-- START OF Data shown --

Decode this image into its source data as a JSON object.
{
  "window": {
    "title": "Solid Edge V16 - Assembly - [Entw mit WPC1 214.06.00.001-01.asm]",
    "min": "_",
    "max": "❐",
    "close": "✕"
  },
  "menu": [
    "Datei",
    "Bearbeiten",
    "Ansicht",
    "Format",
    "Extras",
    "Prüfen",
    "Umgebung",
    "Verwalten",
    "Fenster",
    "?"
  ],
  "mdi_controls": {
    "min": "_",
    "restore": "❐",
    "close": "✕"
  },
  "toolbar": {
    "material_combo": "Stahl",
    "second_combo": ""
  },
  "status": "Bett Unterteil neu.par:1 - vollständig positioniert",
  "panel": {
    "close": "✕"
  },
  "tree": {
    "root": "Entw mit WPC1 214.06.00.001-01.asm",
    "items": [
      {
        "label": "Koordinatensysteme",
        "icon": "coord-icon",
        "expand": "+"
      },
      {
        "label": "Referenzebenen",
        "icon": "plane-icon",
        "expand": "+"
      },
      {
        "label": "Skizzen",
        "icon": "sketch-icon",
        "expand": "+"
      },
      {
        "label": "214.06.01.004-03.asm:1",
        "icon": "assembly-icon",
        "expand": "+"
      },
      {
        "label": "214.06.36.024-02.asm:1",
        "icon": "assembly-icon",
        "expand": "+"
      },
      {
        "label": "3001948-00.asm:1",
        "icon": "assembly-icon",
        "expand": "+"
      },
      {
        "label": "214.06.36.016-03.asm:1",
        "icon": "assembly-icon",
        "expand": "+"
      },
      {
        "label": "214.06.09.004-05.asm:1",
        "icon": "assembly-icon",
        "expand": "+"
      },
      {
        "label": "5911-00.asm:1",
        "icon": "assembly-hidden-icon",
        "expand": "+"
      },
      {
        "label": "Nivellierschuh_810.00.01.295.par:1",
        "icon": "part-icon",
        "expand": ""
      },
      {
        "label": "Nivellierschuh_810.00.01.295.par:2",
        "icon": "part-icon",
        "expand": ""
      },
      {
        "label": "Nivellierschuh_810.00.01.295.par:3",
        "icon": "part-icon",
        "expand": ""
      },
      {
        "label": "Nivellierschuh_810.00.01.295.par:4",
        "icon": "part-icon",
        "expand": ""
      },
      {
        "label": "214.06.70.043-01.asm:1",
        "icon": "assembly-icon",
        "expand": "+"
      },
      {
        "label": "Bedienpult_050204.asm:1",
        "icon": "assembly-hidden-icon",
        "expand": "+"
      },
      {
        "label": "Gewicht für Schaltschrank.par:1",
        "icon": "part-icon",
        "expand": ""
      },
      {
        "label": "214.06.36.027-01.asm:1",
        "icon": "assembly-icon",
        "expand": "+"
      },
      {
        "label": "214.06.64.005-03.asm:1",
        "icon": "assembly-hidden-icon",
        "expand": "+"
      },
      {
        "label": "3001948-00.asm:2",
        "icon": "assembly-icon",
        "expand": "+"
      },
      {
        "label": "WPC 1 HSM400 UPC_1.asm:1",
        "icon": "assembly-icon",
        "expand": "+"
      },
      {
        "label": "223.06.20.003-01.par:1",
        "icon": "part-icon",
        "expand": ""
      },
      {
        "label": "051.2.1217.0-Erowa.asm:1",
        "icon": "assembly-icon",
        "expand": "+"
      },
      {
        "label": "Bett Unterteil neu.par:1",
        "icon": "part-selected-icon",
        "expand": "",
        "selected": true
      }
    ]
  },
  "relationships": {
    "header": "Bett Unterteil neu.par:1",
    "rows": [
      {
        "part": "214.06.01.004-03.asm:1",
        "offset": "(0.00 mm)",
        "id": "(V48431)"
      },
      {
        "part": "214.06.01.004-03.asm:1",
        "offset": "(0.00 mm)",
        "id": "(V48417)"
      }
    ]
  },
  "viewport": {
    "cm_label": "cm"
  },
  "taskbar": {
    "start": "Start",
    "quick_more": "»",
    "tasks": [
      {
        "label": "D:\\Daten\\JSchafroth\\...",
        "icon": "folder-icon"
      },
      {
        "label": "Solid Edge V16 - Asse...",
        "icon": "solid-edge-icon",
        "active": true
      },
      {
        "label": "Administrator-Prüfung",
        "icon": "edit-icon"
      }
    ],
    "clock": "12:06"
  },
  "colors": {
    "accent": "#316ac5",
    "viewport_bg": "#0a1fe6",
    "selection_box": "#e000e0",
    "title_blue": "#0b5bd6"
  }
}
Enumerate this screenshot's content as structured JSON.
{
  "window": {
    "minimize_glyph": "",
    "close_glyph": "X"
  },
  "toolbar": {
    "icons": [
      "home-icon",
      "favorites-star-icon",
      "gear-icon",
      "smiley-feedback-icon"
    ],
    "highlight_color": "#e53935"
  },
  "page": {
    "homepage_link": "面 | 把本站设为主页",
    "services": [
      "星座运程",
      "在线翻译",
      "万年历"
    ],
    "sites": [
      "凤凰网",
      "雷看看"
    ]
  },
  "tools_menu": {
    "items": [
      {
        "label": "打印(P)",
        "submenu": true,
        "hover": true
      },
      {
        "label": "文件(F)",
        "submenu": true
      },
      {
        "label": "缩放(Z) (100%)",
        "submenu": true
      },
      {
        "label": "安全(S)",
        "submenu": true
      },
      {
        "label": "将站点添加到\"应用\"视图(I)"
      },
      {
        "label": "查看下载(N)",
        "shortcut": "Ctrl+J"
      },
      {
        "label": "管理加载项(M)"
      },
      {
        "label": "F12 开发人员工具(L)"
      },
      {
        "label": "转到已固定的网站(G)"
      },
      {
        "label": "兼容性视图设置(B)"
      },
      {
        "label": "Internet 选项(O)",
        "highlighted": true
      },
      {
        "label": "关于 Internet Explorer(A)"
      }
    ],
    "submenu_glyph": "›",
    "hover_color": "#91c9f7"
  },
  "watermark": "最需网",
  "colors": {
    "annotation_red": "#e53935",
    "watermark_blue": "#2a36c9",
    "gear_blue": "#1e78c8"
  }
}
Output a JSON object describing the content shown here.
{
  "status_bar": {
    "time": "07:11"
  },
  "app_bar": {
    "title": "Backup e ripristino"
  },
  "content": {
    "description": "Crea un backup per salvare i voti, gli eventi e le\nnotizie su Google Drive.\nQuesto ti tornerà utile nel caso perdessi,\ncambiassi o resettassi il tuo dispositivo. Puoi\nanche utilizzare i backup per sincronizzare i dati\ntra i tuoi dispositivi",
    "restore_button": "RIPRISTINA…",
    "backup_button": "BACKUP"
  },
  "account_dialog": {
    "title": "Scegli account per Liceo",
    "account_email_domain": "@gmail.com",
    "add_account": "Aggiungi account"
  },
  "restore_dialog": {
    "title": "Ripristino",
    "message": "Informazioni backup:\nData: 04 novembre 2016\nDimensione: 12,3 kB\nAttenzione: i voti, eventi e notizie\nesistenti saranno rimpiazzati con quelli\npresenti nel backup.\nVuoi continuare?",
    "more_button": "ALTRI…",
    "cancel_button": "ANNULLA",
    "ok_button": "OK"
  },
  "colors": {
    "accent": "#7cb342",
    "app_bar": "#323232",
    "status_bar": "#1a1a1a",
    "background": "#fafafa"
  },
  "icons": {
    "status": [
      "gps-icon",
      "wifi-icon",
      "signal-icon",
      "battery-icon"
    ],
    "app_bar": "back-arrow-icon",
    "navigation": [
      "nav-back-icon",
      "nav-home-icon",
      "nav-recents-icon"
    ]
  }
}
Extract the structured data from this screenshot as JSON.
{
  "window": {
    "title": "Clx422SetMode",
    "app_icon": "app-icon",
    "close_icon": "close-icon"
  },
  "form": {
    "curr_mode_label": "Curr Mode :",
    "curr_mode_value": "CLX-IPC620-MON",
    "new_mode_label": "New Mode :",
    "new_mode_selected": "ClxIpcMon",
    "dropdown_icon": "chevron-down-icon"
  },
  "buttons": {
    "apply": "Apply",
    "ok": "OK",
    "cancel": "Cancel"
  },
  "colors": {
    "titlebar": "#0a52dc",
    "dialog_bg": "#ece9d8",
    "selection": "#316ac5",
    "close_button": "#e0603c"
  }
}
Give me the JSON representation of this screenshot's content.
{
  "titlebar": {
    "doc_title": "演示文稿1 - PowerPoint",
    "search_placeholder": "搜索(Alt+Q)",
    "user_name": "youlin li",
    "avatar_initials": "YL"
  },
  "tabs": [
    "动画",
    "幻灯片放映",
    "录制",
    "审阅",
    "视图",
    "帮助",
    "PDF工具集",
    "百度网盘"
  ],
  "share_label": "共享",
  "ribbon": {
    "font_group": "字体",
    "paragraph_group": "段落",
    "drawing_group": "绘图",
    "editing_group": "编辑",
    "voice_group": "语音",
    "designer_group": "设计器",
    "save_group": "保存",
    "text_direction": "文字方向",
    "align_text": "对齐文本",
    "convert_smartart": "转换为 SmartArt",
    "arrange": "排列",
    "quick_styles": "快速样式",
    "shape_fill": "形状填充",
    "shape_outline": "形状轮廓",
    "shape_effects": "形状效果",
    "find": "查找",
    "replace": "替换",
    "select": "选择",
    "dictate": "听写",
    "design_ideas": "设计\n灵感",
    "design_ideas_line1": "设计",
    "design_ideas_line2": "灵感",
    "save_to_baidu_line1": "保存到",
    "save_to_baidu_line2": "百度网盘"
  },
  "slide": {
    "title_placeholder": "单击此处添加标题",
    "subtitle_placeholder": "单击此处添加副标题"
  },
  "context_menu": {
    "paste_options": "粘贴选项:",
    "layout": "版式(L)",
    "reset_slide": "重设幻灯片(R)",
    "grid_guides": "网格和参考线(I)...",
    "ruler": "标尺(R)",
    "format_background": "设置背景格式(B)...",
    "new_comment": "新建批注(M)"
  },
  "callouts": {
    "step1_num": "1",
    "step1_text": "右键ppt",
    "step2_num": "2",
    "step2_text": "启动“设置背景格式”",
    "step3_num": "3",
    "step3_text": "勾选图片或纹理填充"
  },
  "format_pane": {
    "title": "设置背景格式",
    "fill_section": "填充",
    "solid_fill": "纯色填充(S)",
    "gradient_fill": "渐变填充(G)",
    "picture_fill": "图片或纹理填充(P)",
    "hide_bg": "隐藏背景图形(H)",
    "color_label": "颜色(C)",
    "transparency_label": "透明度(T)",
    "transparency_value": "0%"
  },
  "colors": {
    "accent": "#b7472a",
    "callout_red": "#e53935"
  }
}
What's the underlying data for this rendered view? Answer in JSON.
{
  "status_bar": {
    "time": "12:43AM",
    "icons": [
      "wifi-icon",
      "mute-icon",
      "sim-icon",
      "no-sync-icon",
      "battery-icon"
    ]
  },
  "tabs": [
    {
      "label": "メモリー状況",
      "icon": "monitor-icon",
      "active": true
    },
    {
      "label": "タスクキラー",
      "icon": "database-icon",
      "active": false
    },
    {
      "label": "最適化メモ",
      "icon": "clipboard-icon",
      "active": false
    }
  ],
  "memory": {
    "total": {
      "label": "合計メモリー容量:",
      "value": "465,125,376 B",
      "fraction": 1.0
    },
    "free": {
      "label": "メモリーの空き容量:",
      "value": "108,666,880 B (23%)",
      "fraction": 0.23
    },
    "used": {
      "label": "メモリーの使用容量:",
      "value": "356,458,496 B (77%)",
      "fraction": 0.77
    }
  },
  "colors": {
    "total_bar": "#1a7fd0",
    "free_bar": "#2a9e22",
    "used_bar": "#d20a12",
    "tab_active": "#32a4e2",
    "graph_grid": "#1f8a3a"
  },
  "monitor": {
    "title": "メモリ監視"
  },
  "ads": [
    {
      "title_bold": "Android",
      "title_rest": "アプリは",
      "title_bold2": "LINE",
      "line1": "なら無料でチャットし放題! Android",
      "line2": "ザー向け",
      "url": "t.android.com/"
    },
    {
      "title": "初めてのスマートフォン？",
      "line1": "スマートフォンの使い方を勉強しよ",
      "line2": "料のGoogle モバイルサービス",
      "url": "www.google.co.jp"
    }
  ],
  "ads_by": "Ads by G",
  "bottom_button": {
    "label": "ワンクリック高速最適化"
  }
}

-- END OF Data shown --

How many lines in these entries hold the string "structured"? Answer with the number alone.

2